Short problem — Images are not part of the copy; transcribe all the data exactly.

Items —
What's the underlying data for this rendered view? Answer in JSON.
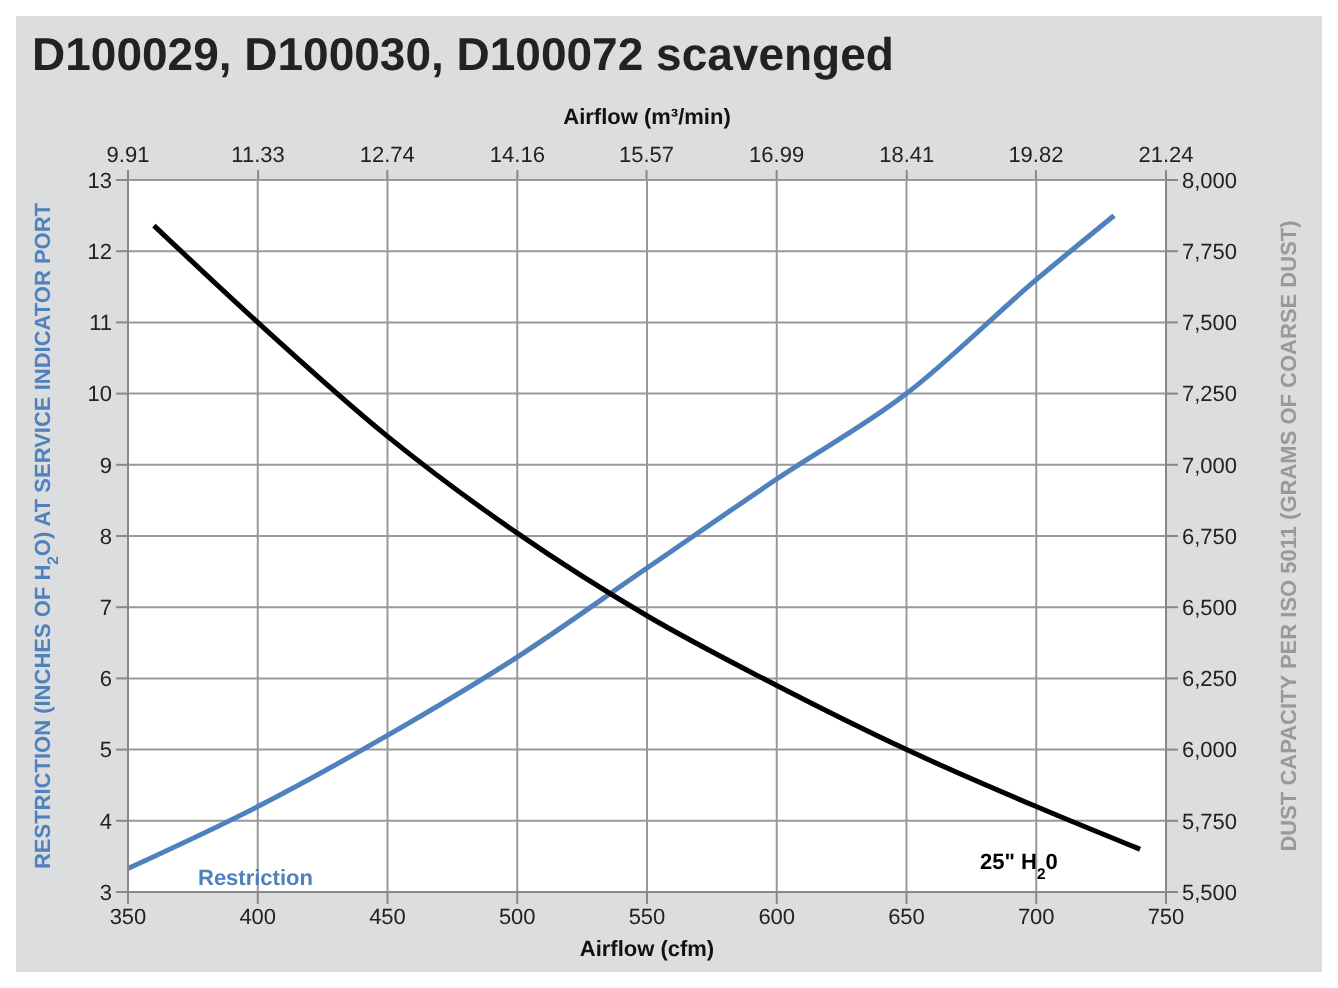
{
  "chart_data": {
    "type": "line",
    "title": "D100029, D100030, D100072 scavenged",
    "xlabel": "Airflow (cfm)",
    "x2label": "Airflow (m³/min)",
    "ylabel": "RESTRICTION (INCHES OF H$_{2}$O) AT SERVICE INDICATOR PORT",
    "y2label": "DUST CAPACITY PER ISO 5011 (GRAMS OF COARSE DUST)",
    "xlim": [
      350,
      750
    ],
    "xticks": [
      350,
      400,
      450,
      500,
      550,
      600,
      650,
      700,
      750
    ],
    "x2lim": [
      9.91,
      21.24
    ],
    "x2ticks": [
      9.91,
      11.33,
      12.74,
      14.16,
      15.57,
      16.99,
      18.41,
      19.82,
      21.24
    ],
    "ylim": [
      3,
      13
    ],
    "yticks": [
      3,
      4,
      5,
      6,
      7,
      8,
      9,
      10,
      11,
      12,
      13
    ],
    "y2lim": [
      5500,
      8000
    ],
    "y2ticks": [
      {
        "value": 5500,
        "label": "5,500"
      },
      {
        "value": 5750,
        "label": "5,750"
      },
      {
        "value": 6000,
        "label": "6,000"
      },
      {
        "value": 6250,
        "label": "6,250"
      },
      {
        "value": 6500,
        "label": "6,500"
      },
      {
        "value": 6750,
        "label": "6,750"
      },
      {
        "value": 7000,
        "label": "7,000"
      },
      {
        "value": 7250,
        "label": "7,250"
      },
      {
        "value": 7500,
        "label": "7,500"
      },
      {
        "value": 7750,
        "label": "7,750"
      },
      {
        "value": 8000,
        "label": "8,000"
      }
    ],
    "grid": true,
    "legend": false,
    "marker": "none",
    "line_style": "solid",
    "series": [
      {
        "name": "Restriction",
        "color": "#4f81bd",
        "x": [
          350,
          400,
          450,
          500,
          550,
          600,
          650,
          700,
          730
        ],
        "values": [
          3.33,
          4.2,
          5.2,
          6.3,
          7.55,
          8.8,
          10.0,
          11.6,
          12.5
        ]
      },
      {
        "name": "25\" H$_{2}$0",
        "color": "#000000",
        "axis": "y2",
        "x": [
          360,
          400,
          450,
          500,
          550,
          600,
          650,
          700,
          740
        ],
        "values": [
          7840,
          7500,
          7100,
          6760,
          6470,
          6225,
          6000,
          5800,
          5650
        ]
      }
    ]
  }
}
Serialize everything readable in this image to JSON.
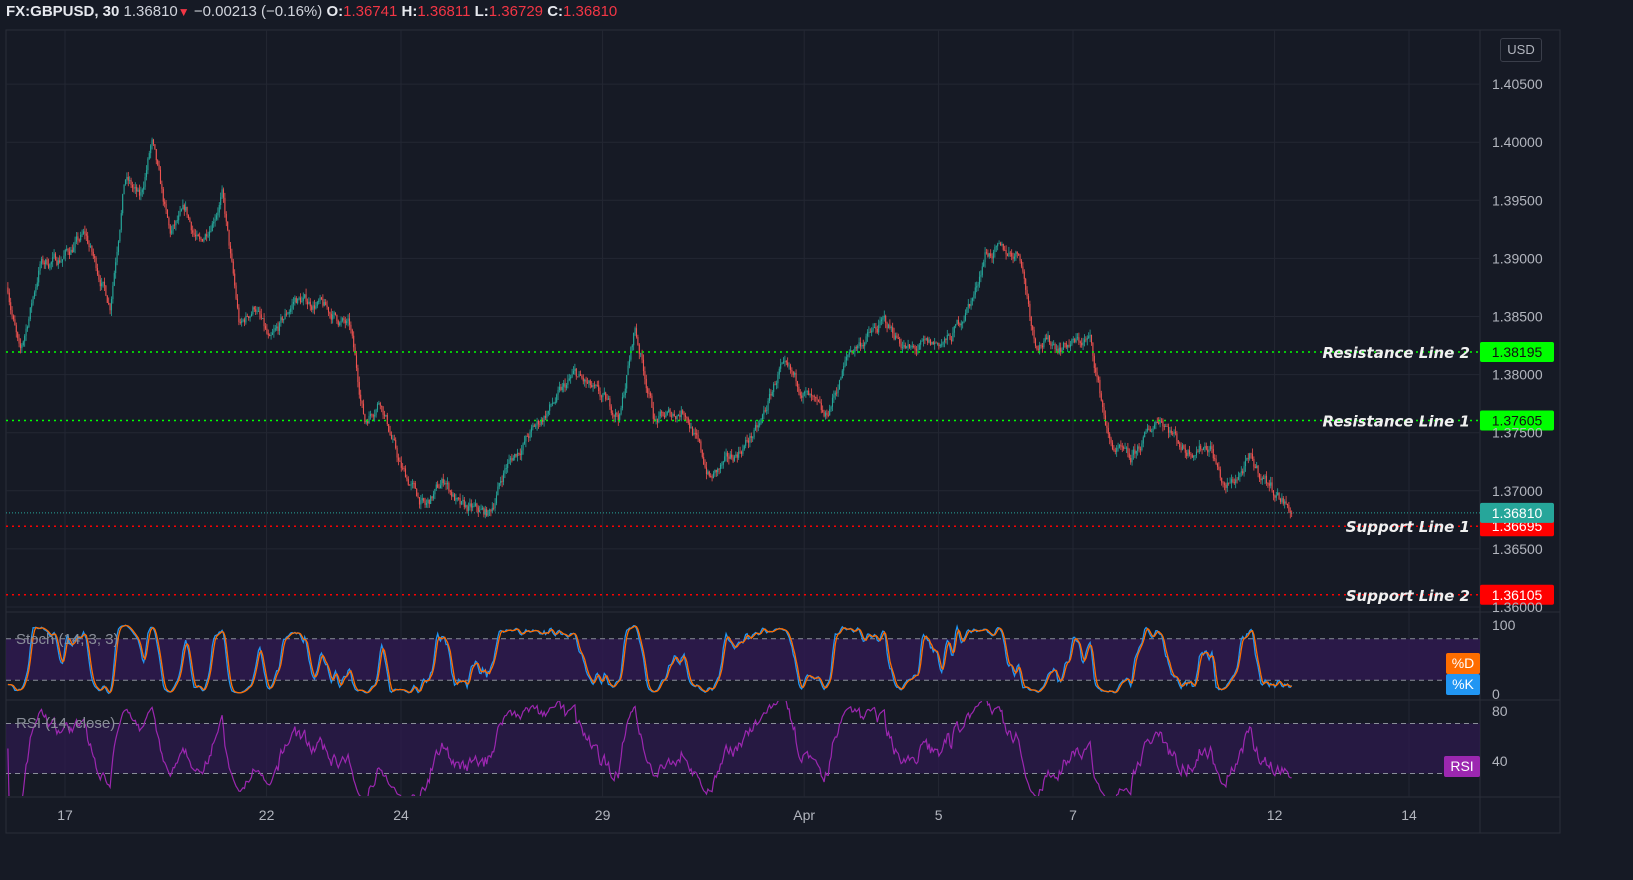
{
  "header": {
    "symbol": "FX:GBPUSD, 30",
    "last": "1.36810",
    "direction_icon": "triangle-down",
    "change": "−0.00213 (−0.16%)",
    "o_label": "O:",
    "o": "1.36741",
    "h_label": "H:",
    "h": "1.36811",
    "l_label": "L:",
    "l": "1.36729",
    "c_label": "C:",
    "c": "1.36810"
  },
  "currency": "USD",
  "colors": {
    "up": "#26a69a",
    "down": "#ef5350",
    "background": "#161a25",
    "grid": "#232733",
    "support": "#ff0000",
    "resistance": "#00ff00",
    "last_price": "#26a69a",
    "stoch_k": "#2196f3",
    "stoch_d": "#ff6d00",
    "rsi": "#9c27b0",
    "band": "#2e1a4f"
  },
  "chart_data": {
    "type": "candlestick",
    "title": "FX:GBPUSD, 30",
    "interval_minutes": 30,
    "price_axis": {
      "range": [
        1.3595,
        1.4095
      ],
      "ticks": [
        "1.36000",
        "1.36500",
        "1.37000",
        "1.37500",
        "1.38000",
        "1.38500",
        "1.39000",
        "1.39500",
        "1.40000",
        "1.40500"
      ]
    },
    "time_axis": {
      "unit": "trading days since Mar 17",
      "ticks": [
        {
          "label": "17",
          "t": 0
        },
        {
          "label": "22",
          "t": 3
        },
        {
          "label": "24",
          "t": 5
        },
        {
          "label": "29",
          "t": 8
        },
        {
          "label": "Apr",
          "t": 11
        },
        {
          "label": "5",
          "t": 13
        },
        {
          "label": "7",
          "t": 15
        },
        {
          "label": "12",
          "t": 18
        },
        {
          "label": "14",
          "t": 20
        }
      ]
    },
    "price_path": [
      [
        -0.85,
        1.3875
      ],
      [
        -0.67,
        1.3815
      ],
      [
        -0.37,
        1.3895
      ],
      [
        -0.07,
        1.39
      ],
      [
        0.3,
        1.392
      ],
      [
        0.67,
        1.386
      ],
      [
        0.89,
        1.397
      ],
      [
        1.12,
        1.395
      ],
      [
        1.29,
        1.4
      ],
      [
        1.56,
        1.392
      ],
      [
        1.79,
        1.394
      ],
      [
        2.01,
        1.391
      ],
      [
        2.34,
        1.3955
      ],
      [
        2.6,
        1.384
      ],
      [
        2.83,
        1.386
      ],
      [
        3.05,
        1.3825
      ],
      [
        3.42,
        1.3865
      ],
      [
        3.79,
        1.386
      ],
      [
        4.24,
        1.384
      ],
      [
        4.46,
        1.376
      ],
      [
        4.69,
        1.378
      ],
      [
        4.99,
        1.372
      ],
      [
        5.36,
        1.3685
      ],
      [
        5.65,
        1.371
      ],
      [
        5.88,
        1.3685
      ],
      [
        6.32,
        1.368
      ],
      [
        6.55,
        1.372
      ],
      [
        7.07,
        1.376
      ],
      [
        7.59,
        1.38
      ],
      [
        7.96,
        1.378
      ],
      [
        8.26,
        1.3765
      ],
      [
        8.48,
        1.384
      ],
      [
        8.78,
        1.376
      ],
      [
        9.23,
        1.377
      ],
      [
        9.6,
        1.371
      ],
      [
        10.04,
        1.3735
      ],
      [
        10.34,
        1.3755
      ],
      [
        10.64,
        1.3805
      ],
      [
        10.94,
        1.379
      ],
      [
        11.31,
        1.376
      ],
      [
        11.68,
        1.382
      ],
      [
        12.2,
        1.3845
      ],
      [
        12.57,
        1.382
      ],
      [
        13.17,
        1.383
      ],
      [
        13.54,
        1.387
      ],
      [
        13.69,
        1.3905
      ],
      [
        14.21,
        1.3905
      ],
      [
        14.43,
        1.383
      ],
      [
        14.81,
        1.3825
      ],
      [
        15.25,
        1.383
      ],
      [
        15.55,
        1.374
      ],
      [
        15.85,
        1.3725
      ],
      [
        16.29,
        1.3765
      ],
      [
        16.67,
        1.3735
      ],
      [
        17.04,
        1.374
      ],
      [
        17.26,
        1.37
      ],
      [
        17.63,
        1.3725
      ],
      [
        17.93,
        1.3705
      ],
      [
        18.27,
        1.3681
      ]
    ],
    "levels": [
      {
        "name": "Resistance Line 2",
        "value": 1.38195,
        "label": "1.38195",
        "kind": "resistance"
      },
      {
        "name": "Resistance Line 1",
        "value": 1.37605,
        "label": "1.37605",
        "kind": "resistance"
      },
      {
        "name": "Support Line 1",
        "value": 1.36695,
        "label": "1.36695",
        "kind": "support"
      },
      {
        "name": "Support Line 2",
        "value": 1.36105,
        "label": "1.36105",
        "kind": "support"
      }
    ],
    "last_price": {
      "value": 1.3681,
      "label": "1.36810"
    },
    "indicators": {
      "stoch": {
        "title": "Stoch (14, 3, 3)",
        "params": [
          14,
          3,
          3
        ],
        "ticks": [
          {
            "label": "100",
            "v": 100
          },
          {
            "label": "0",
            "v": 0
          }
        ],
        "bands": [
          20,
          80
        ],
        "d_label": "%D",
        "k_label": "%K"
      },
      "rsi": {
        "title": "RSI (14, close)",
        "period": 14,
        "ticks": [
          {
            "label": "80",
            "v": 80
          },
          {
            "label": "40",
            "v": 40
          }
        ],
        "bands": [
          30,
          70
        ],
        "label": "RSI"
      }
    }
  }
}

Response below —
What's the underlying data for this rendered view? Answer in JSON.
{
  "chart_data": {
    "type": "line",
    "title": "D100029, D100030, D100072 scavenged",
    "xlabel": "Airflow (cfm)",
    "x2label": "Airflow (m³/min)",
    "ylabel": "RESTRICTION (INCHES OF H$_{2}$O) AT SERVICE INDICATOR PORT",
    "y2label": "DUST CAPACITY PER ISO 5011 (GRAMS OF COARSE DUST)",
    "xlim": [
      350,
      750
    ],
    "xticks": [
      350,
      400,
      450,
      500,
      550,
      600,
      650,
      700,
      750
    ],
    "x2lim": [
      9.91,
      21.24
    ],
    "x2ticks": [
      9.91,
      11.33,
      12.74,
      14.16,
      15.57,
      16.99,
      18.41,
      19.82,
      21.24
    ],
    "ylim": [
      3,
      13
    ],
    "yticks": [
      3,
      4,
      5,
      6,
      7,
      8,
      9,
      10,
      11,
      12,
      13
    ],
    "y2lim": [
      5500,
      8000
    ],
    "y2ticks": [
      {
        "value": 5500,
        "label": "5,500"
      },
      {
        "value": 5750,
        "label": "5,750"
      },
      {
        "value": 6000,
        "label": "6,000"
      },
      {
        "value": 6250,
        "label": "6,250"
      },
      {
        "value": 6500,
        "label": "6,500"
      },
      {
        "value": 6750,
        "label": "6,750"
      },
      {
        "value": 7000,
        "label": "7,000"
      },
      {
        "value": 7250,
        "label": "7,250"
      },
      {
        "value": 7500,
        "label": "7,500"
      },
      {
        "value": 7750,
        "label": "7,750"
      },
      {
        "value": 8000,
        "label": "8,000"
      }
    ],
    "grid": true,
    "legend": false,
    "marker": "none",
    "line_style": "solid",
    "series": [
      {
        "name": "Restriction",
        "color": "#4f81bd",
        "x": [
          350,
          400,
          450,
          500,
          550,
          600,
          650,
          700,
          730
        ],
        "values": [
          3.33,
          4.2,
          5.2,
          6.3,
          7.55,
          8.8,
          10.0,
          11.6,
          12.5
        ]
      },
      {
        "name": "25\" H$_{2}$0",
        "color": "#000000",
        "axis": "y2",
        "x": [
          360,
          400,
          450,
          500,
          550,
          600,
          650,
          700,
          740
        ],
        "values": [
          7840,
          7500,
          7100,
          6760,
          6470,
          6225,
          6000,
          5800,
          5650
        ]
      }
    ]
  }
}
Serialize everything readable in this image to JSON.
{
  "header": {
    "symbol": "FX:GBPUSD, 30",
    "last": "1.36810",
    "direction_icon": "triangle-down",
    "change": "−0.00213 (−0.16%)",
    "o_label": "O:",
    "o": "1.36741",
    "h_label": "H:",
    "h": "1.36811",
    "l_label": "L:",
    "l": "1.36729",
    "c_label": "C:",
    "c": "1.36810"
  },
  "currency": "USD",
  "colors": {
    "up": "#26a69a",
    "down": "#ef5350",
    "background": "#161a25",
    "grid": "#232733",
    "support": "#ff0000",
    "resistance": "#00ff00",
    "last_price": "#26a69a",
    "stoch_k": "#2196f3",
    "stoch_d": "#ff6d00",
    "rsi": "#9c27b0",
    "band": "#2e1a4f"
  },
  "chart_data": {
    "type": "candlestick",
    "title": "FX:GBPUSD, 30",
    "interval_minutes": 30,
    "price_axis": {
      "range": [
        1.3595,
        1.4095
      ],
      "ticks": [
        "1.36000",
        "1.36500",
        "1.37000",
        "1.37500",
        "1.38000",
        "1.38500",
        "1.39000",
        "1.39500",
        "1.40000",
        "1.40500"
      ]
    },
    "time_axis": {
      "unit": "trading days since Mar 17",
      "ticks": [
        {
          "label": "17",
          "t": 0
        },
        {
          "label": "22",
          "t": 3
        },
        {
          "label": "24",
          "t": 5
        },
        {
          "label": "29",
          "t": 8
        },
        {
          "label": "Apr",
          "t": 11
        },
        {
          "label": "5",
          "t": 13
        },
        {
          "label": "7",
          "t": 15
        },
        {
          "label": "12",
          "t": 18
        },
        {
          "label": "14",
          "t": 20
        }
      ]
    },
    "price_path": [
      [
        -0.85,
        1.3875
      ],
      [
        -0.67,
        1.3815
      ],
      [
        -0.37,
        1.3895
      ],
      [
        -0.07,
        1.39
      ],
      [
        0.3,
        1.392
      ],
      [
        0.67,
        1.386
      ],
      [
        0.89,
        1.397
      ],
      [
        1.12,
        1.395
      ],
      [
        1.29,
        1.4
      ],
      [
        1.56,
        1.392
      ],
      [
        1.79,
        1.394
      ],
      [
        2.01,
        1.391
      ],
      [
        2.34,
        1.3955
      ],
      [
        2.6,
        1.384
      ],
      [
        2.83,
        1.386
      ],
      [
        3.05,
        1.3825
      ],
      [
        3.42,
        1.3865
      ],
      [
        3.79,
        1.386
      ],
      [
        4.24,
        1.384
      ],
      [
        4.46,
        1.376
      ],
      [
        4.69,
        1.378
      ],
      [
        4.99,
        1.372
      ],
      [
        5.36,
        1.3685
      ],
      [
        5.65,
        1.371
      ],
      [
        5.88,
        1.3685
      ],
      [
        6.32,
        1.368
      ],
      [
        6.55,
        1.372
      ],
      [
        7.07,
        1.376
      ],
      [
        7.59,
        1.38
      ],
      [
        7.96,
        1.378
      ],
      [
        8.26,
        1.3765
      ],
      [
        8.48,
        1.384
      ],
      [
        8.78,
        1.376
      ],
      [
        9.23,
        1.377
      ],
      [
        9.6,
        1.371
      ],
      [
        10.04,
        1.3735
      ],
      [
        10.34,
        1.3755
      ],
      [
        10.64,
        1.3805
      ],
      [
        10.94,
        1.379
      ],
      [
        11.31,
        1.376
      ],
      [
        11.68,
        1.382
      ],
      [
        12.2,
        1.3845
      ],
      [
        12.57,
        1.382
      ],
      [
        13.17,
        1.383
      ],
      [
        13.54,
        1.387
      ],
      [
        13.69,
        1.3905
      ],
      [
        14.21,
        1.3905
      ],
      [
        14.43,
        1.383
      ],
      [
        14.81,
        1.3825
      ],
      [
        15.25,
        1.383
      ],
      [
        15.55,
        1.374
      ],
      [
        15.85,
        1.3725
      ],
      [
        16.29,
        1.3765
      ],
      [
        16.67,
        1.3735
      ],
      [
        17.04,
        1.374
      ],
      [
        17.26,
        1.37
      ],
      [
        17.63,
        1.3725
      ],
      [
        17.93,
        1.3705
      ],
      [
        18.27,
        1.3681
      ]
    ],
    "levels": [
      {
        "name": "Resistance Line 2",
        "value": 1.38195,
        "label": "1.38195",
        "kind": "resistance"
      },
      {
        "name": "Resistance Line 1",
        "value": 1.37605,
        "label": "1.37605",
        "kind": "resistance"
      },
      {
        "name": "Support Line 1",
        "value": 1.36695,
        "label": "1.36695",
        "kind": "support"
      },
      {
        "name": "Support Line 2",
        "value": 1.36105,
        "label": "1.36105",
        "kind": "support"
      }
    ],
    "last_price": {
      "value": 1.3681,
      "label": "1.36810"
    },
    "indicators": {
      "stoch": {
        "title": "Stoch (14, 3, 3)",
        "params": [
          14,
          3,
          3
        ],
        "ticks": [
          {
            "label": "100",
            "v": 100
          },
          {
            "label": "0",
            "v": 0
          }
        ],
        "bands": [
          20,
          80
        ],
        "d_label": "%D",
        "k_label": "%K"
      },
      "rsi": {
        "title": "RSI (14, close)",
        "period": 14,
        "ticks": [
          {
            "label": "80",
            "v": 80
          },
          {
            "label": "40",
            "v": 40
          }
        ],
        "bands": [
          30,
          70
        ],
        "label": "RSI"
      }
    }
  }
}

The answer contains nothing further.